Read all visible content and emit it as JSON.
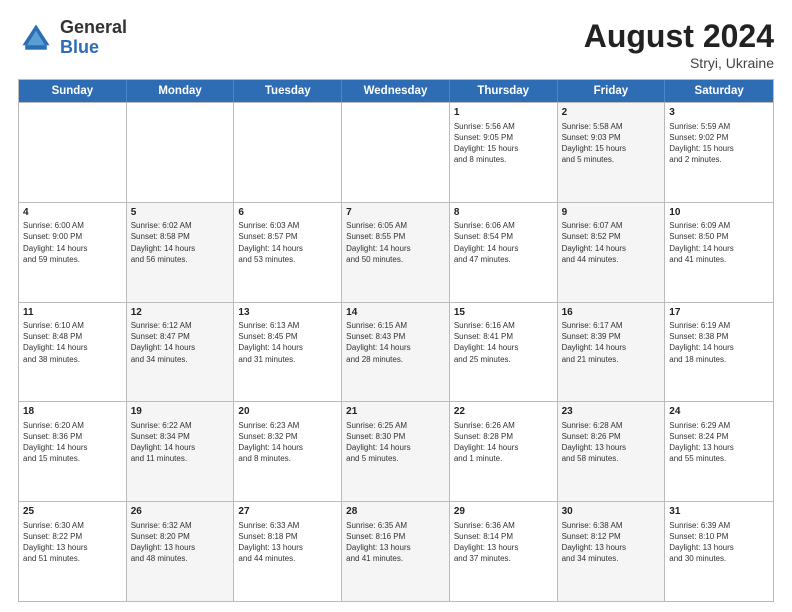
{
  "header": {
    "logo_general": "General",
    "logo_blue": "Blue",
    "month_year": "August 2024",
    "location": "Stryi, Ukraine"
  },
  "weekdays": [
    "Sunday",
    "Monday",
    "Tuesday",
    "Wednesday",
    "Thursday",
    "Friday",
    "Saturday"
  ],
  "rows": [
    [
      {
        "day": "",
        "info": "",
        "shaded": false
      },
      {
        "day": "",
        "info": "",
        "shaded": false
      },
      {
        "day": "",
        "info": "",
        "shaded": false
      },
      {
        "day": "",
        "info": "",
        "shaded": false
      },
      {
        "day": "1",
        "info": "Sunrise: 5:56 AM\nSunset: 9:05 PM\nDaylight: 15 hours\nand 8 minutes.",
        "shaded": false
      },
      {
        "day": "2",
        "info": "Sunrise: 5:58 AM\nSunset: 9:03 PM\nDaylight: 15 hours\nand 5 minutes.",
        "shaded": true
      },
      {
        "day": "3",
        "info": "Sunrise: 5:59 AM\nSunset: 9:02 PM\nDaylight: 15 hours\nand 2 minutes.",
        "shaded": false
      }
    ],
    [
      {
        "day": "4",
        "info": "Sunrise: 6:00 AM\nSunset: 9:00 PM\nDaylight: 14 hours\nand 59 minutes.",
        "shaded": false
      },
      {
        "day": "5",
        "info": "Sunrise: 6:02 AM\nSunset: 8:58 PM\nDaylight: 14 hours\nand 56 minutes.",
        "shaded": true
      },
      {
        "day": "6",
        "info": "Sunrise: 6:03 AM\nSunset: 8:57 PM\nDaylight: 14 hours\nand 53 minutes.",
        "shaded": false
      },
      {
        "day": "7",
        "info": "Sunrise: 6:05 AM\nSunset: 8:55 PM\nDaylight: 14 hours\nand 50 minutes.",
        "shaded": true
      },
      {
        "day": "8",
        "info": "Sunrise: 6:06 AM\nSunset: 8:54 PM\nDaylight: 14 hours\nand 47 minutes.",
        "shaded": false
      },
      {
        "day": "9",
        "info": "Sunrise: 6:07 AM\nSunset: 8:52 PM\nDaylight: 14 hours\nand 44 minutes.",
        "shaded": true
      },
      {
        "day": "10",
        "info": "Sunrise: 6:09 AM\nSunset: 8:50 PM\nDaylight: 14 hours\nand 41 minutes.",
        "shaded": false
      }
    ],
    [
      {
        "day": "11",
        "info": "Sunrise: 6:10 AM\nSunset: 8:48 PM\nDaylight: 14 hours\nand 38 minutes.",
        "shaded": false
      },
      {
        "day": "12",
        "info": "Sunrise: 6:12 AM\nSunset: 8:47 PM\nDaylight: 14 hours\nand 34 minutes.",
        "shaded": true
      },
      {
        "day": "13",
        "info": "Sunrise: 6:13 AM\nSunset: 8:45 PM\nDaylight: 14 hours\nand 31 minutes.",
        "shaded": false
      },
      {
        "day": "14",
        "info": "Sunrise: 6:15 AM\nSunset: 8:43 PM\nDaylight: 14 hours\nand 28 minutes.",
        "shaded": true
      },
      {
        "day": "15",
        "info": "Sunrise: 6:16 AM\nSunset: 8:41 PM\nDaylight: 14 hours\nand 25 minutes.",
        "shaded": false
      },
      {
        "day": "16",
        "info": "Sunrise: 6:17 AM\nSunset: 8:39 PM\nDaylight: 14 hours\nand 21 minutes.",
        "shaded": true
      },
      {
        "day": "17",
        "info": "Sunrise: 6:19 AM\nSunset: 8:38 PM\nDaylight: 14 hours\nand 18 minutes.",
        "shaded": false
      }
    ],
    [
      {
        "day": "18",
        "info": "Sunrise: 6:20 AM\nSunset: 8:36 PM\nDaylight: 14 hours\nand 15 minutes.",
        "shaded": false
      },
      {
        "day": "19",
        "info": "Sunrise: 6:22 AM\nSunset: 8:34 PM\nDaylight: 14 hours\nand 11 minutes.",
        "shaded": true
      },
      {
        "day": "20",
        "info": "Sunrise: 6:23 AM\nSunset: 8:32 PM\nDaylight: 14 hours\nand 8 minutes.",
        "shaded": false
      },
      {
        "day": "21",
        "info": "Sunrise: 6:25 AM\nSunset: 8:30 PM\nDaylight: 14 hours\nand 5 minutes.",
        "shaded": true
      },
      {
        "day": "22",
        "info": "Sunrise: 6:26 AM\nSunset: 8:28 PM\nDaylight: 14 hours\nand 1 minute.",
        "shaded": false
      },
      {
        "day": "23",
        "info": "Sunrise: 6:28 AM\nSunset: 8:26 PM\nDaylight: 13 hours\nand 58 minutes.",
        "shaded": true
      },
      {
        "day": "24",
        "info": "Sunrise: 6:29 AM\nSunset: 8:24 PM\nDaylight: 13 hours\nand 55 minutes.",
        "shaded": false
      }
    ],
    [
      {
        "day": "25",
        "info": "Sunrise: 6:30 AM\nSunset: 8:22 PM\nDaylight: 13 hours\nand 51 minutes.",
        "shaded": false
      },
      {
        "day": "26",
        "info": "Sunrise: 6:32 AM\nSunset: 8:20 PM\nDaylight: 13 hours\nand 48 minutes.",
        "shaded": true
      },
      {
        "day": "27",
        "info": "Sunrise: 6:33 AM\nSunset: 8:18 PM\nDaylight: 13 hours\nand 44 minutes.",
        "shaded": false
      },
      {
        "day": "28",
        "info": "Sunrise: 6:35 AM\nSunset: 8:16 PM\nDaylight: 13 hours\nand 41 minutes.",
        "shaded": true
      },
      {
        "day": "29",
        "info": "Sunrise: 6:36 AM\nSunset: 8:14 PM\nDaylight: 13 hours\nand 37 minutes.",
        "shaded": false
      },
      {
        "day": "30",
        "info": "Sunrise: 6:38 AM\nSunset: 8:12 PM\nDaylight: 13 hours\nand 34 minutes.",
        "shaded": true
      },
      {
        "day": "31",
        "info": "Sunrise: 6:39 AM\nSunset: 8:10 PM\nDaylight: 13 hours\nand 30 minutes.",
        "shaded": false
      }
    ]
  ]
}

■ ■ ■

§ AIM: Copy the records exactly. Skip the pictures.

§ ANSWER BELOW:
Read all visible content and emit it as JSON.
{
  "header": {
    "logo_general": "General",
    "logo_blue": "Blue",
    "month_year": "August 2024",
    "location": "Stryi, Ukraine"
  },
  "weekdays": [
    "Sunday",
    "Monday",
    "Tuesday",
    "Wednesday",
    "Thursday",
    "Friday",
    "Saturday"
  ],
  "rows": [
    [
      {
        "day": "",
        "info": "",
        "shaded": false
      },
      {
        "day": "",
        "info": "",
        "shaded": false
      },
      {
        "day": "",
        "info": "",
        "shaded": false
      },
      {
        "day": "",
        "info": "",
        "shaded": false
      },
      {
        "day": "1",
        "info": "Sunrise: 5:56 AM\nSunset: 9:05 PM\nDaylight: 15 hours\nand 8 minutes.",
        "shaded": false
      },
      {
        "day": "2",
        "info": "Sunrise: 5:58 AM\nSunset: 9:03 PM\nDaylight: 15 hours\nand 5 minutes.",
        "shaded": true
      },
      {
        "day": "3",
        "info": "Sunrise: 5:59 AM\nSunset: 9:02 PM\nDaylight: 15 hours\nand 2 minutes.",
        "shaded": false
      }
    ],
    [
      {
        "day": "4",
        "info": "Sunrise: 6:00 AM\nSunset: 9:00 PM\nDaylight: 14 hours\nand 59 minutes.",
        "shaded": false
      },
      {
        "day": "5",
        "info": "Sunrise: 6:02 AM\nSunset: 8:58 PM\nDaylight: 14 hours\nand 56 minutes.",
        "shaded": true
      },
      {
        "day": "6",
        "info": "Sunrise: 6:03 AM\nSunset: 8:57 PM\nDaylight: 14 hours\nand 53 minutes.",
        "shaded": false
      },
      {
        "day": "7",
        "info": "Sunrise: 6:05 AM\nSunset: 8:55 PM\nDaylight: 14 hours\nand 50 minutes.",
        "shaded": true
      },
      {
        "day": "8",
        "info": "Sunrise: 6:06 AM\nSunset: 8:54 PM\nDaylight: 14 hours\nand 47 minutes.",
        "shaded": false
      },
      {
        "day": "9",
        "info": "Sunrise: 6:07 AM\nSunset: 8:52 PM\nDaylight: 14 hours\nand 44 minutes.",
        "shaded": true
      },
      {
        "day": "10",
        "info": "Sunrise: 6:09 AM\nSunset: 8:50 PM\nDaylight: 14 hours\nand 41 minutes.",
        "shaded": false
      }
    ],
    [
      {
        "day": "11",
        "info": "Sunrise: 6:10 AM\nSunset: 8:48 PM\nDaylight: 14 hours\nand 38 minutes.",
        "shaded": false
      },
      {
        "day": "12",
        "info": "Sunrise: 6:12 AM\nSunset: 8:47 PM\nDaylight: 14 hours\nand 34 minutes.",
        "shaded": true
      },
      {
        "day": "13",
        "info": "Sunrise: 6:13 AM\nSunset: 8:45 PM\nDaylight: 14 hours\nand 31 minutes.",
        "shaded": false
      },
      {
        "day": "14",
        "info": "Sunrise: 6:15 AM\nSunset: 8:43 PM\nDaylight: 14 hours\nand 28 minutes.",
        "shaded": true
      },
      {
        "day": "15",
        "info": "Sunrise: 6:16 AM\nSunset: 8:41 PM\nDaylight: 14 hours\nand 25 minutes.",
        "shaded": false
      },
      {
        "day": "16",
        "info": "Sunrise: 6:17 AM\nSunset: 8:39 PM\nDaylight: 14 hours\nand 21 minutes.",
        "shaded": true
      },
      {
        "day": "17",
        "info": "Sunrise: 6:19 AM\nSunset: 8:38 PM\nDaylight: 14 hours\nand 18 minutes.",
        "shaded": false
      }
    ],
    [
      {
        "day": "18",
        "info": "Sunrise: 6:20 AM\nSunset: 8:36 PM\nDaylight: 14 hours\nand 15 minutes.",
        "shaded": false
      },
      {
        "day": "19",
        "info": "Sunrise: 6:22 AM\nSunset: 8:34 PM\nDaylight: 14 hours\nand 11 minutes.",
        "shaded": true
      },
      {
        "day": "20",
        "info": "Sunrise: 6:23 AM\nSunset: 8:32 PM\nDaylight: 14 hours\nand 8 minutes.",
        "shaded": false
      },
      {
        "day": "21",
        "info": "Sunrise: 6:25 AM\nSunset: 8:30 PM\nDaylight: 14 hours\nand 5 minutes.",
        "shaded": true
      },
      {
        "day": "22",
        "info": "Sunrise: 6:26 AM\nSunset: 8:28 PM\nDaylight: 14 hours\nand 1 minute.",
        "shaded": false
      },
      {
        "day": "23",
        "info": "Sunrise: 6:28 AM\nSunset: 8:26 PM\nDaylight: 13 hours\nand 58 minutes.",
        "shaded": true
      },
      {
        "day": "24",
        "info": "Sunrise: 6:29 AM\nSunset: 8:24 PM\nDaylight: 13 hours\nand 55 minutes.",
        "shaded": false
      }
    ],
    [
      {
        "day": "25",
        "info": "Sunrise: 6:30 AM\nSunset: 8:22 PM\nDaylight: 13 hours\nand 51 minutes.",
        "shaded": false
      },
      {
        "day": "26",
        "info": "Sunrise: 6:32 AM\nSunset: 8:20 PM\nDaylight: 13 hours\nand 48 minutes.",
        "shaded": true
      },
      {
        "day": "27",
        "info": "Sunrise: 6:33 AM\nSunset: 8:18 PM\nDaylight: 13 hours\nand 44 minutes.",
        "shaded": false
      },
      {
        "day": "28",
        "info": "Sunrise: 6:35 AM\nSunset: 8:16 PM\nDaylight: 13 hours\nand 41 minutes.",
        "shaded": true
      },
      {
        "day": "29",
        "info": "Sunrise: 6:36 AM\nSunset: 8:14 PM\nDaylight: 13 hours\nand 37 minutes.",
        "shaded": false
      },
      {
        "day": "30",
        "info": "Sunrise: 6:38 AM\nSunset: 8:12 PM\nDaylight: 13 hours\nand 34 minutes.",
        "shaded": true
      },
      {
        "day": "31",
        "info": "Sunrise: 6:39 AM\nSunset: 8:10 PM\nDaylight: 13 hours\nand 30 minutes.",
        "shaded": false
      }
    ]
  ]
}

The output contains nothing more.